• Activity: Each line containing the string "cation" should be copied out of the entries.

[[ Records for processing open ]]

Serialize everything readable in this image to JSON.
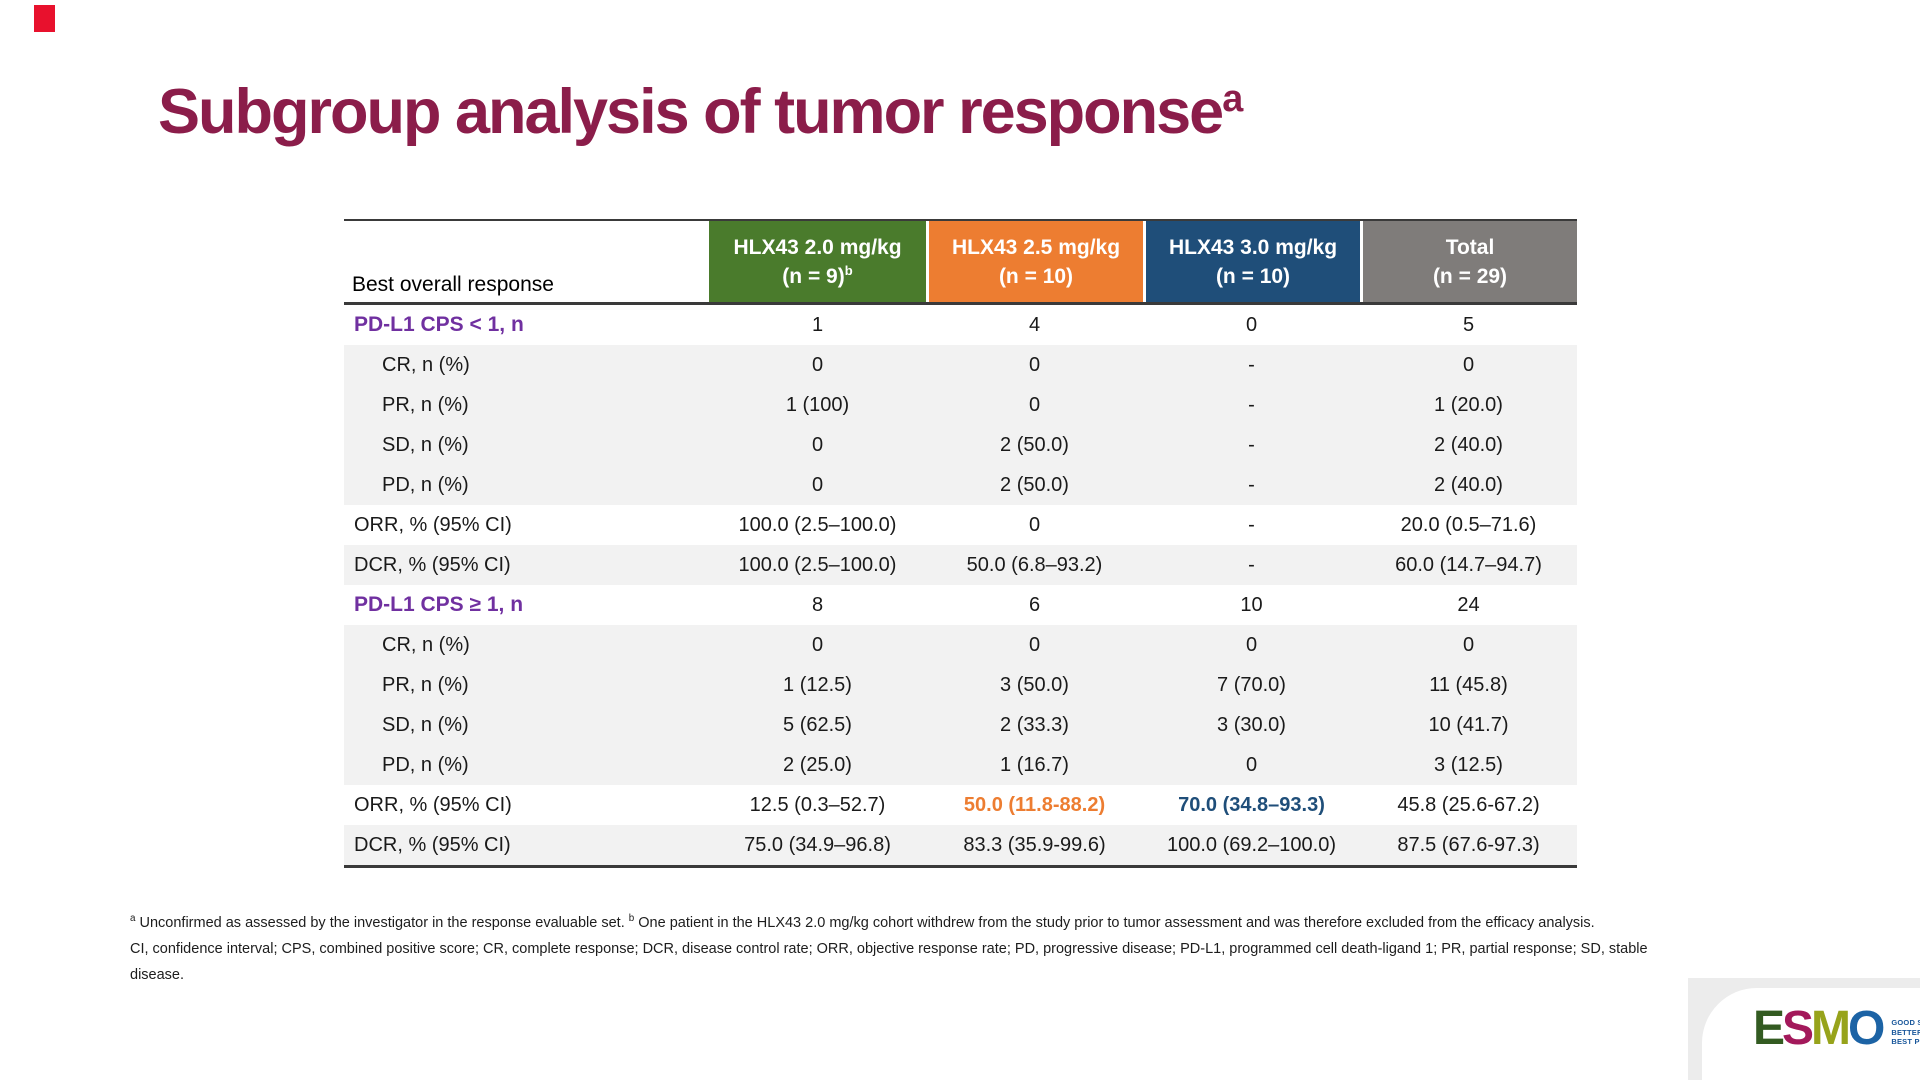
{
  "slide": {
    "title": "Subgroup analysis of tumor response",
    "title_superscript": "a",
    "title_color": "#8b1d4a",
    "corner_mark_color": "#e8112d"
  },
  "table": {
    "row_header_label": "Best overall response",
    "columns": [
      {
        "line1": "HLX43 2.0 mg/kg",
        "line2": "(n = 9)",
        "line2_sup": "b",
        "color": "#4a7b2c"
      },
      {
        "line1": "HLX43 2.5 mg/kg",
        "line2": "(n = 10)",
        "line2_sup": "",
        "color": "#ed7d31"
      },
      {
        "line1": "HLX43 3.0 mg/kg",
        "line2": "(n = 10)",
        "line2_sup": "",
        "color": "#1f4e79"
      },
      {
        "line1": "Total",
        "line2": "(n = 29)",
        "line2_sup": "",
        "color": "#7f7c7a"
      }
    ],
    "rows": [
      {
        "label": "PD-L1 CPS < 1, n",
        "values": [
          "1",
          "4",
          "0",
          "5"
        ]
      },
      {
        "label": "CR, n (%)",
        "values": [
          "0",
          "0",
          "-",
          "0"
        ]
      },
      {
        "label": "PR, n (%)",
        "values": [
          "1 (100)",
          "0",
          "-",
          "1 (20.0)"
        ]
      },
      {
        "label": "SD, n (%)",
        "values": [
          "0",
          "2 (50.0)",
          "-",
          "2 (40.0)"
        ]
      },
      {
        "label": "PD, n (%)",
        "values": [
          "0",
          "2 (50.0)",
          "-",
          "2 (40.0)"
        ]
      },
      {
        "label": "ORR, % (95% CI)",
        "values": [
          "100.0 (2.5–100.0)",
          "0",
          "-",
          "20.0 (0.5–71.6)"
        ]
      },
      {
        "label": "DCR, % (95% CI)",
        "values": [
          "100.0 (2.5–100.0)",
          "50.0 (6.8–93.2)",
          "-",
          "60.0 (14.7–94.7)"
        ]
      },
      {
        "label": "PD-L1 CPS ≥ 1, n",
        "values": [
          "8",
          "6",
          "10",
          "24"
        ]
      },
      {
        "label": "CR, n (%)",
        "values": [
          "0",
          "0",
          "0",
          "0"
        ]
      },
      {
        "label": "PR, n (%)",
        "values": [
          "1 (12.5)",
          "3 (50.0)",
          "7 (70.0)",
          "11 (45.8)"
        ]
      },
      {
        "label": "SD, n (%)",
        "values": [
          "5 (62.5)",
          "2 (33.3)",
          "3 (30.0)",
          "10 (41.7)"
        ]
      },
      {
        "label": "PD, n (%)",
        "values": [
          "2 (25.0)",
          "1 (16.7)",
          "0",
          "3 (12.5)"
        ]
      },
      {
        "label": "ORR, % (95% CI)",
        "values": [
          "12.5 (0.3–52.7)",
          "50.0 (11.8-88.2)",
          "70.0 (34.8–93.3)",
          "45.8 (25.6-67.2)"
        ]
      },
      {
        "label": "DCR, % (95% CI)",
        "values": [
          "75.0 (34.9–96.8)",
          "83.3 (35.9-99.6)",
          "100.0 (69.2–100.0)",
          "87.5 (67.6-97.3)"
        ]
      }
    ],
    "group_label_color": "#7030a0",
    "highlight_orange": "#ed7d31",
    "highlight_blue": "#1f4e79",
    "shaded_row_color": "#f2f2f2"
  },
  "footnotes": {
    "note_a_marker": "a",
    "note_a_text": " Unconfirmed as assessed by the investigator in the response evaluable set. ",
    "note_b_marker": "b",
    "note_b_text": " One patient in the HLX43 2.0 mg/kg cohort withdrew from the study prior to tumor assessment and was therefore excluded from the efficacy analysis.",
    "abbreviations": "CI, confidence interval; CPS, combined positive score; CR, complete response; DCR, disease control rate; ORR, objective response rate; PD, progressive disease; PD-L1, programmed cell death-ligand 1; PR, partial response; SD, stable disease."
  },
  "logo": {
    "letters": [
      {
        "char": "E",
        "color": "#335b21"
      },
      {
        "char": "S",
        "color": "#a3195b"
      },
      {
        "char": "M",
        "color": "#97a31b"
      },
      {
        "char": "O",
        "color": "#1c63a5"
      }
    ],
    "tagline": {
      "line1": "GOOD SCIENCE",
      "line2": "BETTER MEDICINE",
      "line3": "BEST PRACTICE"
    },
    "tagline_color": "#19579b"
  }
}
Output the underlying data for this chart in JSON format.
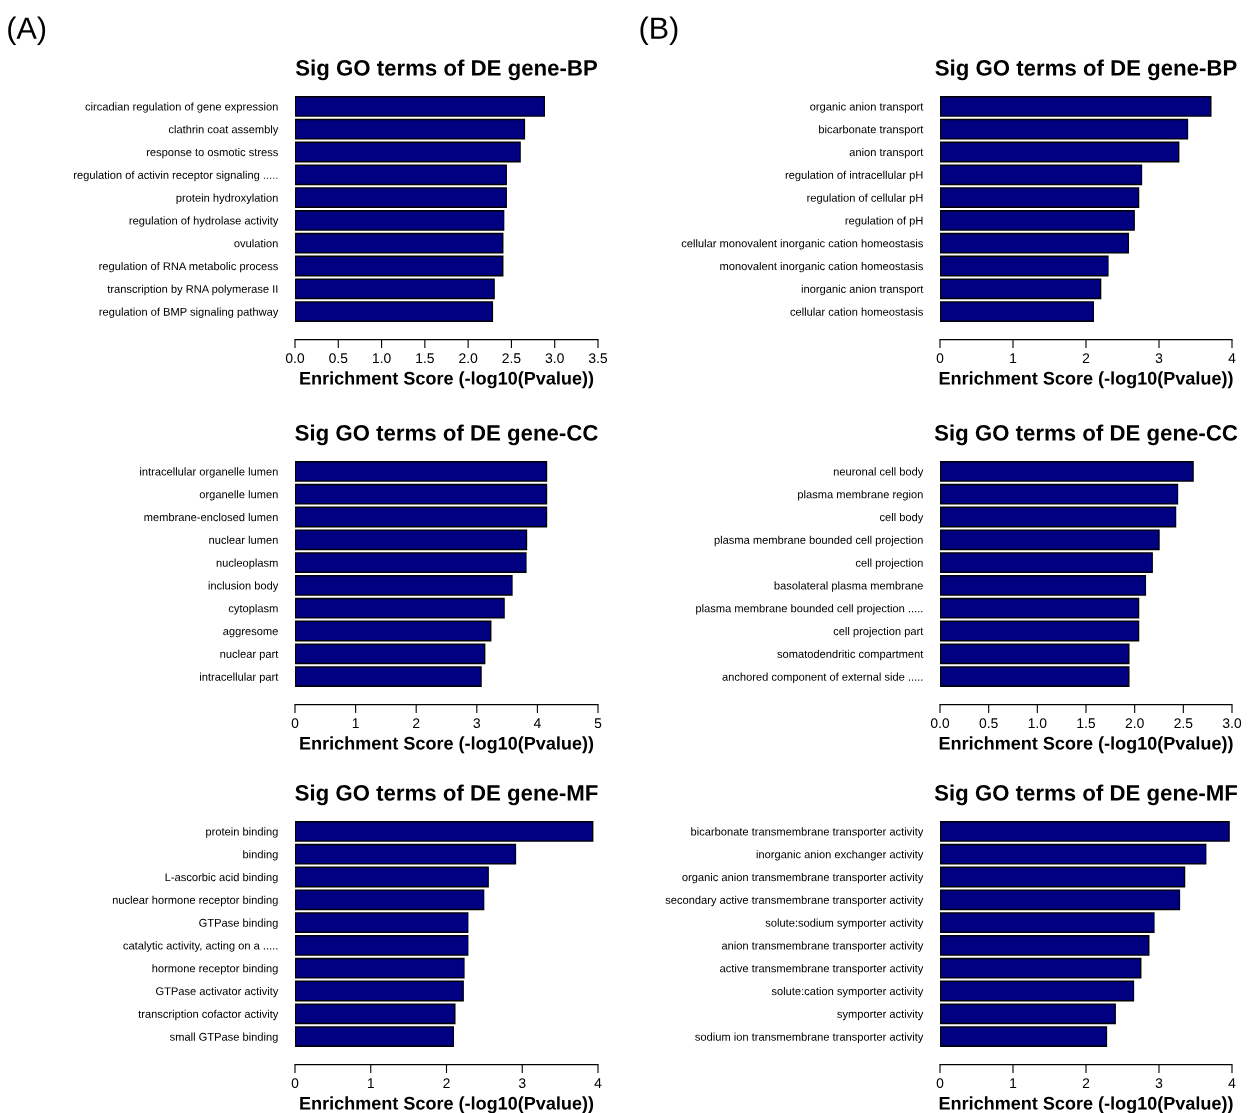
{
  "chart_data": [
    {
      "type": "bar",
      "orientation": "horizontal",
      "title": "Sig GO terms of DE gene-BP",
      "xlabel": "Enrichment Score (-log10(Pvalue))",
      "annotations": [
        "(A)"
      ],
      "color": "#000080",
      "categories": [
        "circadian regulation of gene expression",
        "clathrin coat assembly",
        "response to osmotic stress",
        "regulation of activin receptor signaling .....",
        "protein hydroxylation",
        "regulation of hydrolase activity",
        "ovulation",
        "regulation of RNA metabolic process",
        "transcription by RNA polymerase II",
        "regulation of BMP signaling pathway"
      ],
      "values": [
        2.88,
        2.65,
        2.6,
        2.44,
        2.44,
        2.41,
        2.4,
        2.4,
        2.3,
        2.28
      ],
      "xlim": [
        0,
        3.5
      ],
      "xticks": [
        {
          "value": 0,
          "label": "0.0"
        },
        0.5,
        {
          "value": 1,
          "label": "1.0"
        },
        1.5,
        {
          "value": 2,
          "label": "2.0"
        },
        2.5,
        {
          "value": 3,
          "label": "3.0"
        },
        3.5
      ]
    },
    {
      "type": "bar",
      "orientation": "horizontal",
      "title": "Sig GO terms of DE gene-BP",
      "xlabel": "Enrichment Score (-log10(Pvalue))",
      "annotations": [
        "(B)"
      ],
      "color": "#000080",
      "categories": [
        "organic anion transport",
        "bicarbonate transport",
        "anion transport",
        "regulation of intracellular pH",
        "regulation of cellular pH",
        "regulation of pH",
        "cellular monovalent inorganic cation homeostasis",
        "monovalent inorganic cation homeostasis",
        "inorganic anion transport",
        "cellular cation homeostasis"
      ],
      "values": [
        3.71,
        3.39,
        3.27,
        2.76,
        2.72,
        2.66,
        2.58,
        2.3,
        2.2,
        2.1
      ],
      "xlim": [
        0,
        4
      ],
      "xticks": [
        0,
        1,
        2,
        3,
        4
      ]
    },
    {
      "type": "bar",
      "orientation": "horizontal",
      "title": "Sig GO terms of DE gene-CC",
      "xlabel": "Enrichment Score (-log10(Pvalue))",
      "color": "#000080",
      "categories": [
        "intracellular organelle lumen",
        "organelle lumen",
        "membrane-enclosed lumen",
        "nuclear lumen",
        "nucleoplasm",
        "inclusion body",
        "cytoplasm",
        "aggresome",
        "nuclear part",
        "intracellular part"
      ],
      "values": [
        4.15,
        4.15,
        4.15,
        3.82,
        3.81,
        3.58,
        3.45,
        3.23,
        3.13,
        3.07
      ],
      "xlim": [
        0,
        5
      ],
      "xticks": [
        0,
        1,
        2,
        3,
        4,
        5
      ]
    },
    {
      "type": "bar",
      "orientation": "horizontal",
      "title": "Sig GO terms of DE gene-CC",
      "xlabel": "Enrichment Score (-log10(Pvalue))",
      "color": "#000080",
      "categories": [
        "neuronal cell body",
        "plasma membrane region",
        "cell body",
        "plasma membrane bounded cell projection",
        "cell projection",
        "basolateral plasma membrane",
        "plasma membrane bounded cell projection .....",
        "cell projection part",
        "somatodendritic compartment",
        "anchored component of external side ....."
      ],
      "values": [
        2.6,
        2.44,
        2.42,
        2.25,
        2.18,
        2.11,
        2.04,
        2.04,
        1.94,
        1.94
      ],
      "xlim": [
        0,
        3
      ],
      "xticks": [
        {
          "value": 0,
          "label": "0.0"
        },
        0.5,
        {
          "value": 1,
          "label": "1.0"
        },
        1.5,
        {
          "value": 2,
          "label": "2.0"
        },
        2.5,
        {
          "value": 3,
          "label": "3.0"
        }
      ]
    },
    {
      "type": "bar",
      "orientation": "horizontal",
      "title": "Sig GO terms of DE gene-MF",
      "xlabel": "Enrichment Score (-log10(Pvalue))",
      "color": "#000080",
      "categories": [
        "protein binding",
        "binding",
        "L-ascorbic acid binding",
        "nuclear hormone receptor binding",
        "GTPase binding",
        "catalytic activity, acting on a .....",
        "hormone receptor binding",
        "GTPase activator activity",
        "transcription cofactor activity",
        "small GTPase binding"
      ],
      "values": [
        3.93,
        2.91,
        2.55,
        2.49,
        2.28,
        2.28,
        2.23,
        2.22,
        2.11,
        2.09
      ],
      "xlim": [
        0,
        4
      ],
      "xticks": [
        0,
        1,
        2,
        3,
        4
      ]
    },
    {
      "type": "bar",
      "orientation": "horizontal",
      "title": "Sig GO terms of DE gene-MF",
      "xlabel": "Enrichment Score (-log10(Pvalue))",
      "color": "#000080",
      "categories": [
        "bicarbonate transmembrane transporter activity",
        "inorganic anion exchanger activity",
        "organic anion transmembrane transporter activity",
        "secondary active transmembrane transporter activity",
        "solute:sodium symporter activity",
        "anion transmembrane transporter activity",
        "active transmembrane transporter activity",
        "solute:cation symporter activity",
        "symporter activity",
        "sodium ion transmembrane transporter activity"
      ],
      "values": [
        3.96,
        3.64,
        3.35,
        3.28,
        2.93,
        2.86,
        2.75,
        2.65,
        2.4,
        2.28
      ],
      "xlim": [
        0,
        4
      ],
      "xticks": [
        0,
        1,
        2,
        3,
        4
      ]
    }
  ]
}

[[ Records for processing closed ]]

• Completed exercise:
        "cellular monovalent inorganic cation homeostasis",
        "monovalent inorganic cation homeostasis",
        "cellular cation homeostasis"
        "solute:cation symporter activity",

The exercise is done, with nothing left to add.